» TASK GOAL: Pull out every line in the data that has the string "watermark" in it.

» DATA SHOWN:
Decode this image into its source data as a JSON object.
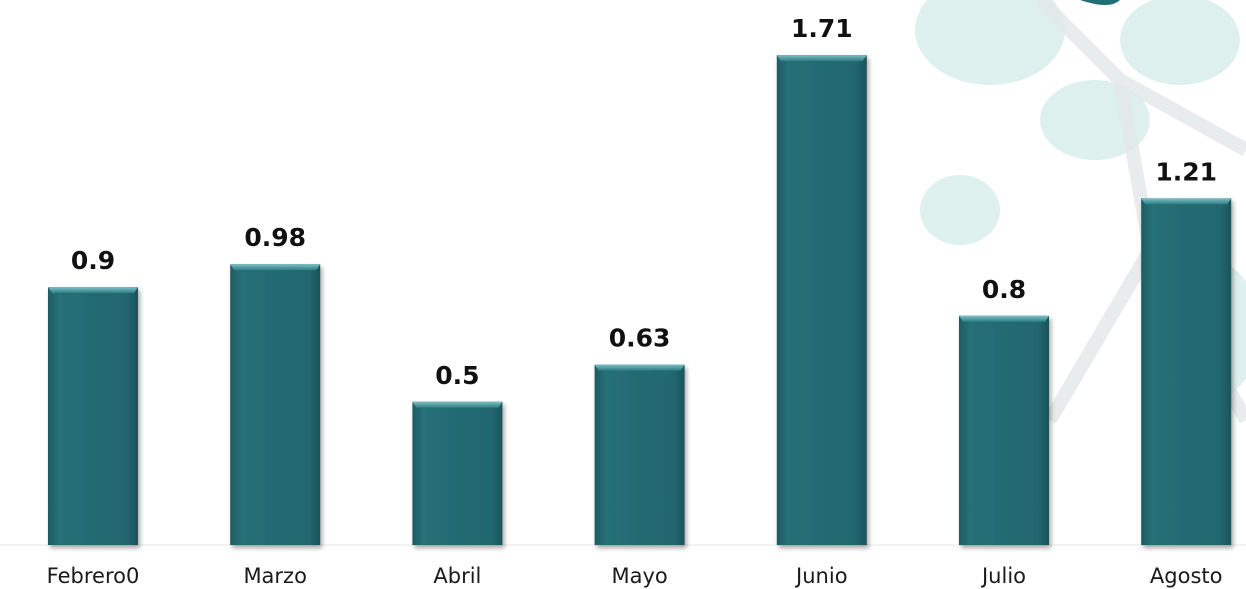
{
  "chart_data": {
    "type": "bar",
    "categories": [
      "Febrero0",
      "Marzo",
      "Abril",
      "Mayo",
      "Junio",
      "Julio",
      "Agosto"
    ],
    "values": [
      0.9,
      0.98,
      0.5,
      0.63,
      1.71,
      0.8,
      1.21
    ],
    "value_labels": [
      "0.9",
      "0.98",
      "0.5",
      "0.63",
      "1.71",
      "0.8",
      "1.21"
    ],
    "title": "",
    "xlabel": "",
    "ylabel": "",
    "ylim": [
      0,
      1.8
    ],
    "grid": false,
    "legend": "none",
    "colors": {
      "bar": "#236870",
      "bar_top": "#5aa3a8",
      "bar_edge": "#1b5157",
      "label": "#111111",
      "watermark": "#d6ecea"
    }
  },
  "decoration": {
    "watermark_icon": "leaf-molecule-watermark-icon"
  }
}
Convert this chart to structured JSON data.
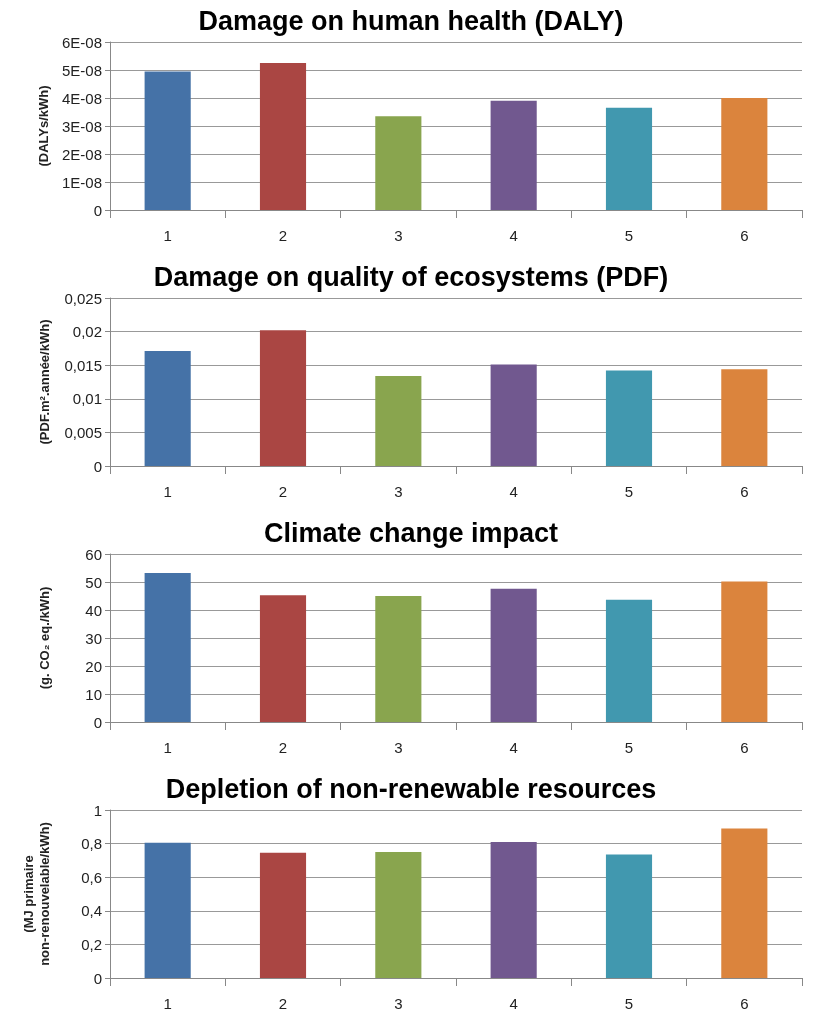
{
  "chart_data": [
    {
      "type": "bar",
      "title": "Damage on human health (DALY)",
      "ylabel": "(DALYs/kWh)",
      "categories": [
        "1",
        "2",
        "3",
        "4",
        "5",
        "6"
      ],
      "values": [
        4.95e-08,
        5.25e-08,
        3.35e-08,
        3.9e-08,
        3.65e-08,
        4e-08
      ],
      "colors": [
        "#4572a7",
        "#aa4643",
        "#89a54e",
        "#71588f",
        "#4198af",
        "#db843d"
      ],
      "ylim": [
        0,
        6e-08
      ],
      "yticks": [
        0,
        {
          "value": 1e-08,
          "label": "1E-08"
        },
        {
          "value": 2e-08,
          "label": "2E-08"
        },
        {
          "value": 3e-08,
          "label": "3E-08"
        },
        {
          "value": 4e-08,
          "label": "4E-08"
        },
        {
          "value": 5e-08,
          "label": "5E-08"
        },
        {
          "value": 6e-08,
          "label": "6E-08"
        }
      ],
      "grid": "y"
    },
    {
      "type": "bar",
      "title": "Damage on quality of ecosystems (PDF)",
      "ylabel": "(PDF.m².année/kWh)",
      "categories": [
        "1",
        "2",
        "3",
        "4",
        "5",
        "6"
      ],
      "values": [
        0.0171,
        0.0202,
        0.0134,
        0.0151,
        0.0142,
        0.0144
      ],
      "colors": [
        "#4572a7",
        "#aa4643",
        "#89a54e",
        "#71588f",
        "#4198af",
        "#db843d"
      ],
      "ylim": [
        0,
        0.025
      ],
      "yticks": [
        0,
        {
          "value": 0.005,
          "label": "0,005"
        },
        {
          "value": 0.01,
          "label": "0,01"
        },
        {
          "value": 0.015,
          "label": "0,015"
        },
        {
          "value": 0.02,
          "label": "0,02"
        },
        {
          "value": 0.025,
          "label": "0,025"
        }
      ],
      "grid": "y"
    },
    {
      "type": "bar",
      "title": "Climate change impact",
      "ylabel": "(g. CO₂ eq./kWh)",
      "categories": [
        "1",
        "2",
        "3",
        "4",
        "5",
        "6"
      ],
      "values": [
        53.2,
        45.3,
        45,
        47.6,
        43.7,
        50.2
      ],
      "colors": [
        "#4572a7",
        "#aa4643",
        "#89a54e",
        "#71588f",
        "#4198af",
        "#db843d"
      ],
      "ylim": [
        0,
        60
      ],
      "yticks": [
        0,
        10,
        20,
        30,
        40,
        50,
        60
      ],
      "grid": "y"
    },
    {
      "type": "bar",
      "title": "Depletion of non-renewable resources",
      "ylabel": "(MJ primaire non-renouvelable/kWh)",
      "categories": [
        "1",
        "2",
        "3",
        "4",
        "5",
        "6"
      ],
      "values": [
        0.805,
        0.745,
        0.75,
        0.81,
        0.735,
        0.89
      ],
      "colors": [
        "#4572a7",
        "#aa4643",
        "#89a54e",
        "#71588f",
        "#4198af",
        "#db843d"
      ],
      "ylim": [
        0,
        1
      ],
      "yticks": [
        0,
        {
          "value": 0.2,
          "label": "0,2"
        },
        {
          "value": 0.4,
          "label": "0,4"
        },
        {
          "value": 0.6,
          "label": "0,6"
        },
        {
          "value": 0.8,
          "label": "0,8"
        },
        1
      ],
      "grid": "y"
    }
  ]
}
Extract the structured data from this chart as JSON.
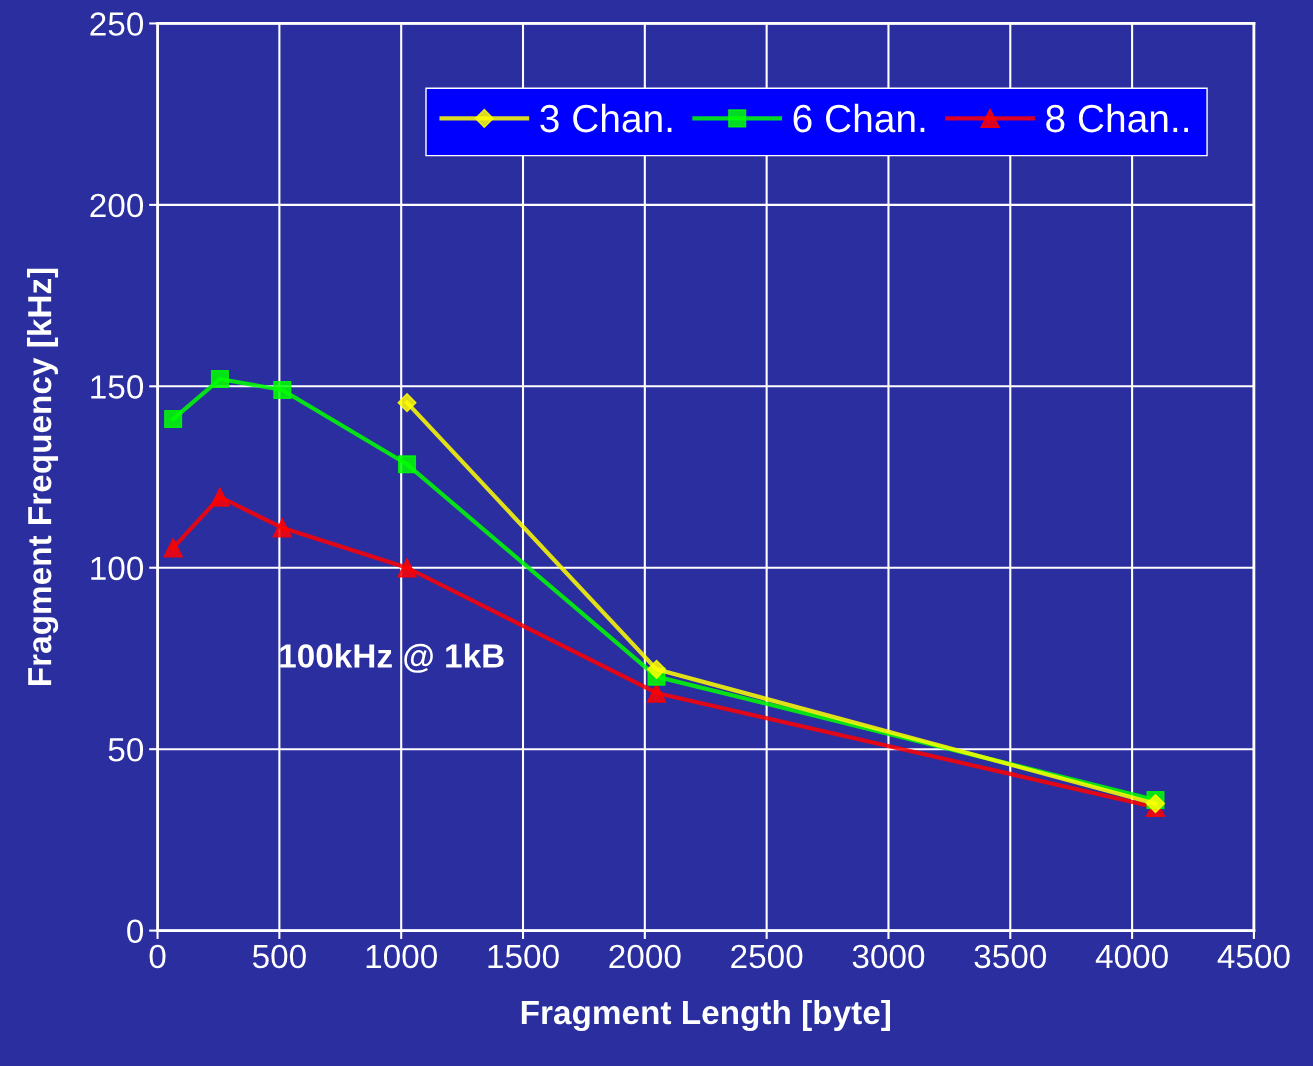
{
  "chart_data": {
    "type": "line",
    "xlabel": "Fragment Length [byte]",
    "ylabel": "Fragment Frequency [kHz]",
    "x": [
      64,
      256,
      512,
      1024,
      2048,
      4096
    ],
    "series": [
      {
        "name": "3 Chan.",
        "color": "#ffff00",
        "marker": "diamond",
        "values": [
          null,
          null,
          null,
          145.5,
          72,
          35
        ]
      },
      {
        "name": "6 Chan.",
        "color": "#00ff00",
        "marker": "square",
        "values": [
          141,
          152,
          149,
          128.5,
          70,
          36
        ]
      },
      {
        "name": "8 Chan..",
        "color": "#ff0000",
        "marker": "triangle",
        "values": [
          105.5,
          119.5,
          111,
          100,
          65.5,
          34
        ]
      }
    ],
    "xlim": [
      0,
      4500
    ],
    "xticks": [
      0,
      500,
      1000,
      1500,
      2000,
      2500,
      3000,
      3500,
      4000,
      4500
    ],
    "ylim": [
      0,
      250
    ],
    "yticks": [
      0,
      50,
      100,
      150,
      200,
      250
    ],
    "grid": true,
    "legend": "top right",
    "line_style": "solid",
    "annotations": [
      "100kHz @ 1kB"
    ]
  }
}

» FULL RESPONSE:
      "watermark": "#d6ecea"
    "watermark_icon": "leaf-molecule-watermark-icon"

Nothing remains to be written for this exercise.